* **WRITTEN INSTRUCTION**
Copy out every one of the lines below word for word, but leave out the pictures.
# Start of RAW DATA
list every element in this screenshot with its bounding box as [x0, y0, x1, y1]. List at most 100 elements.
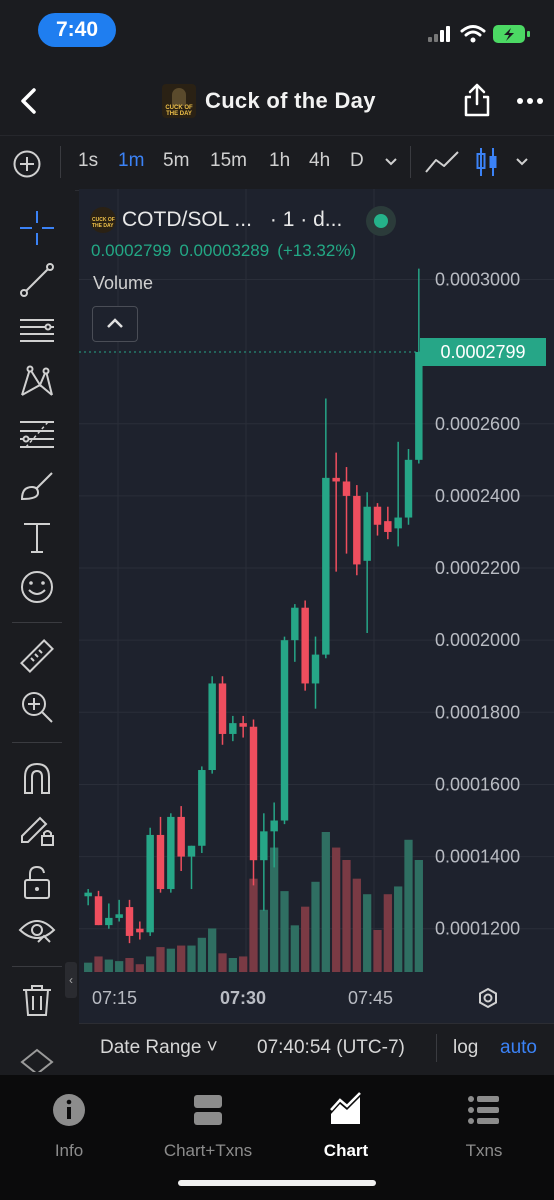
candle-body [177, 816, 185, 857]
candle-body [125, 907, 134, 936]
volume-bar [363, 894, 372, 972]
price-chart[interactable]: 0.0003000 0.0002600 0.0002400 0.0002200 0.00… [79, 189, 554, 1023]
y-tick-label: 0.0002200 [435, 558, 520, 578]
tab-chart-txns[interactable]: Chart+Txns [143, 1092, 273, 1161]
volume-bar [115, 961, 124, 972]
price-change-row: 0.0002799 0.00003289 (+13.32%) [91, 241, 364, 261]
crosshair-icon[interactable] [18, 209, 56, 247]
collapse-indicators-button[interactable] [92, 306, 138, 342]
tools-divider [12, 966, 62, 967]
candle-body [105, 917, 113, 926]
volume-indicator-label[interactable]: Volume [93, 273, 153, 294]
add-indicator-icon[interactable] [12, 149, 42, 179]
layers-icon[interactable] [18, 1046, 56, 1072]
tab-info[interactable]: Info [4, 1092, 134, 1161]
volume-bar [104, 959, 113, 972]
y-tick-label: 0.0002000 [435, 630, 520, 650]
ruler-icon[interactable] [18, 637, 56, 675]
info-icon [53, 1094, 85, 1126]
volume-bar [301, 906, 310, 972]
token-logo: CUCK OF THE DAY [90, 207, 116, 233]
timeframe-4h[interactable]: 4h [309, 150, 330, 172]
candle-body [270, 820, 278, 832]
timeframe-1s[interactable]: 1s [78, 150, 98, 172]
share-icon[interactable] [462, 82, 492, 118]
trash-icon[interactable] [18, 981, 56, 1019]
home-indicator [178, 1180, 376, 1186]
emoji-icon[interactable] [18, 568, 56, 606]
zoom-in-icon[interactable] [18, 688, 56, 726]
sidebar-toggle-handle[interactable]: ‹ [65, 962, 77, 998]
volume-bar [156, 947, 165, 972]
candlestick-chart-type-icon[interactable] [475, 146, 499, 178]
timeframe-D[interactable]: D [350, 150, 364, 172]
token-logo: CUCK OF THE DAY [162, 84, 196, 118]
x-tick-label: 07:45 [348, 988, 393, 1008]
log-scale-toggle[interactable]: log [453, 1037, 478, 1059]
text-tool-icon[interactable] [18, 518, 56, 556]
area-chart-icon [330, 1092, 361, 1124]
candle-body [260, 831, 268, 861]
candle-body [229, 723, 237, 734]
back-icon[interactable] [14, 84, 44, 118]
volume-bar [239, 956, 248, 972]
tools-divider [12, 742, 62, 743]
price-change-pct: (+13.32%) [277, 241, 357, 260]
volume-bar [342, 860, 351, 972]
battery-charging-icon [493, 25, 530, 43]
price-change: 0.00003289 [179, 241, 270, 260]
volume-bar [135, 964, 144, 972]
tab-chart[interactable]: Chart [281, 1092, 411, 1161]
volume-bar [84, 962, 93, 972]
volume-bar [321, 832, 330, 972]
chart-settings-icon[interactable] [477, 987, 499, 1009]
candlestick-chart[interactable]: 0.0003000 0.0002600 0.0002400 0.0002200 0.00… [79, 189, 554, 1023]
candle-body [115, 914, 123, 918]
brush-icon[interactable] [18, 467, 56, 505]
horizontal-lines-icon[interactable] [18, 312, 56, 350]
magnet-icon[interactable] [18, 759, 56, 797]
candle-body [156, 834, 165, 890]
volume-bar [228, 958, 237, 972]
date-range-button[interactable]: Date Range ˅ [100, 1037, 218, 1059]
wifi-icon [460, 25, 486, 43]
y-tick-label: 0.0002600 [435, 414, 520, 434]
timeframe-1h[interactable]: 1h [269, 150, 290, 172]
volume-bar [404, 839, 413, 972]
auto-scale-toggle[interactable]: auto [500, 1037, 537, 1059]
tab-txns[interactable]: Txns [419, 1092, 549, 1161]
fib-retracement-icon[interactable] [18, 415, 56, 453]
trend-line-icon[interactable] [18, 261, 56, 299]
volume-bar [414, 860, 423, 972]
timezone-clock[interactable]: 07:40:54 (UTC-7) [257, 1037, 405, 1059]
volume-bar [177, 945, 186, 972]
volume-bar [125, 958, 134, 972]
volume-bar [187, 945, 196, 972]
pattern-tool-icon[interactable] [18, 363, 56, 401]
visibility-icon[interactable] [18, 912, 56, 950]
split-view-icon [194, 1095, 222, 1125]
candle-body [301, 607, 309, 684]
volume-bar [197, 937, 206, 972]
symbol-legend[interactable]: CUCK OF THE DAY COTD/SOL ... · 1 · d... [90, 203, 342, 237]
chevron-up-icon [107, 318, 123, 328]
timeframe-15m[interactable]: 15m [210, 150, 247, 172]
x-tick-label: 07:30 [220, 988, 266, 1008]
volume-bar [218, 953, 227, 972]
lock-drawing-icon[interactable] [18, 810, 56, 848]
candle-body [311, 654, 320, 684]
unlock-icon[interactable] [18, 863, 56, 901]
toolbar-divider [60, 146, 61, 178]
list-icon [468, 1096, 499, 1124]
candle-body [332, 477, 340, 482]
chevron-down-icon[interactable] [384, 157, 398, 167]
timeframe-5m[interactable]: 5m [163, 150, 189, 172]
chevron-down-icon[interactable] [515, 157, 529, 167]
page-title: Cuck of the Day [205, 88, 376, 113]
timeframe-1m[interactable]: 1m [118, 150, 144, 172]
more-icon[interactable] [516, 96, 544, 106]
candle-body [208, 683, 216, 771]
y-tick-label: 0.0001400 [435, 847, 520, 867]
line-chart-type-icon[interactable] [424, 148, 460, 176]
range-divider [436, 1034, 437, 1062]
# End of RAW DATA
* **RESPONSE**
list every element in this screenshot with its bounding box as [x0, y0, x1, y1]. List at most 100 elements.
candle-body [177, 816, 185, 857]
candle-body [125, 907, 134, 936]
volume-bar [363, 894, 372, 972]
price-chart[interactable]: 0.0003000 0.0002600 0.0002400 0.0002200 0.00… [79, 189, 554, 1023]
y-tick-label: 0.0002200 [435, 558, 520, 578]
tab-chart-txns[interactable]: Chart+Txns [143, 1092, 273, 1161]
volume-bar [115, 961, 124, 972]
price-change-row: 0.0002799 0.00003289 (+13.32%) [91, 241, 364, 261]
crosshair-icon[interactable] [18, 209, 56, 247]
collapse-indicators-button[interactable] [92, 306, 138, 342]
tools-divider [12, 966, 62, 967]
candle-body [105, 917, 113, 926]
volume-indicator-label[interactable]: Volume [93, 273, 153, 294]
add-indicator-icon[interactable] [12, 149, 42, 179]
layers-icon[interactable] [18, 1046, 56, 1072]
tab-info[interactable]: Info [4, 1092, 134, 1161]
volume-bar [104, 959, 113, 972]
y-tick-label: 0.0002000 [435, 630, 520, 650]
ruler-icon[interactable] [18, 637, 56, 675]
info-icon [53, 1094, 85, 1126]
volume-bar [301, 906, 310, 972]
token-logo: CUCK OF THE DAY [90, 207, 116, 233]
timeframe-4h[interactable]: 4h [309, 150, 330, 172]
candle-body [270, 820, 278, 832]
timeframe-1s[interactable]: 1s [78, 150, 98, 172]
share-icon[interactable] [462, 82, 492, 118]
trash-icon[interactable] [18, 981, 56, 1019]
home-indicator [178, 1180, 376, 1186]
emoji-icon[interactable] [18, 568, 56, 606]
zoom-in-icon[interactable] [18, 688, 56, 726]
sidebar-toggle-handle[interactable]: ‹ [65, 962, 77, 998]
volume-bar [156, 947, 165, 972]
candlestick-chart-type-icon[interactable] [475, 146, 499, 178]
timeframe-D[interactable]: D [350, 150, 364, 172]
token-logo: CUCK OF THE DAY [162, 84, 196, 118]
x-tick-label: 07:45 [348, 988, 393, 1008]
log-scale-toggle[interactable]: log [453, 1037, 478, 1059]
text-tool-icon[interactable] [18, 518, 56, 556]
area-chart-icon [330, 1092, 361, 1124]
candle-body [260, 831, 268, 861]
candle-body [229, 723, 237, 734]
back-icon[interactable] [14, 84, 44, 118]
volume-bar [239, 956, 248, 972]
tools-divider [12, 742, 62, 743]
price-change-pct: (+13.32%) [277, 241, 357, 260]
volume-bar [342, 860, 351, 972]
battery-charging-icon [493, 25, 530, 43]
price-change: 0.00003289 [179, 241, 270, 260]
volume-bar [135, 964, 144, 972]
tab-chart[interactable]: Chart [281, 1092, 411, 1161]
volume-bar [84, 962, 93, 972]
volume-bar [321, 832, 330, 972]
chart-settings-icon[interactable] [477, 987, 499, 1009]
candlestick-chart[interactable]: 0.0003000 0.0002600 0.0002400 0.0002200 0.00… [79, 189, 554, 1023]
candle-body [115, 914, 123, 918]
brush-icon[interactable] [18, 467, 56, 505]
horizontal-lines-icon[interactable] [18, 312, 56, 350]
magnet-icon[interactable] [18, 759, 56, 797]
candle-body [156, 834, 165, 890]
volume-bar [228, 958, 237, 972]
date-range-button[interactable]: Date Range ˅ [100, 1037, 218, 1059]
wifi-icon [460, 25, 486, 43]
y-tick-label: 0.0002600 [435, 414, 520, 434]
timeframe-1h[interactable]: 1h [269, 150, 290, 172]
volume-bar [404, 839, 413, 972]
auto-scale-toggle[interactable]: auto [500, 1037, 537, 1059]
tab-txns[interactable]: Txns [419, 1092, 549, 1161]
fib-retracement-icon[interactable] [18, 415, 56, 453]
trend-line-icon[interactable] [18, 261, 56, 299]
volume-bar [414, 860, 423, 972]
timezone-clock[interactable]: 07:40:54 (UTC-7) [257, 1037, 405, 1059]
volume-bar [177, 945, 186, 972]
volume-bar [125, 958, 134, 972]
volume-bar [187, 945, 196, 972]
pattern-tool-icon[interactable] [18, 363, 56, 401]
visibility-icon[interactable] [18, 912, 56, 950]
split-view-icon [194, 1095, 222, 1125]
candle-body [301, 607, 309, 684]
volume-bar [197, 937, 206, 972]
symbol-legend[interactable]: CUCK OF THE DAY COTD/SOL ... · 1 · d... [90, 203, 342, 237]
chevron-up-icon [107, 318, 123, 328]
timeframe-15m[interactable]: 15m [210, 150, 247, 172]
x-tick-label: 07:30 [220, 988, 266, 1008]
volume-bar [218, 953, 227, 972]
lock-drawing-icon[interactable] [18, 810, 56, 848]
candle-body [311, 654, 320, 684]
unlock-icon[interactable] [18, 863, 56, 901]
toolbar-divider [60, 146, 61, 178]
list-icon [468, 1096, 499, 1124]
candle-body [332, 477, 340, 482]
chevron-down-icon[interactable] [384, 157, 398, 167]
timeframe-5m[interactable]: 5m [163, 150, 189, 172]
chevron-down-icon[interactable] [515, 157, 529, 167]
page-title: Cuck of the Day [205, 88, 376, 113]
timeframe-1m[interactable]: 1m [118, 150, 144, 172]
more-icon[interactable] [516, 96, 544, 106]
candle-body [208, 683, 216, 771]
y-tick-label: 0.0001400 [435, 847, 520, 867]
line-chart-type-icon[interactable] [424, 148, 460, 176]
range-divider [436, 1034, 437, 1062]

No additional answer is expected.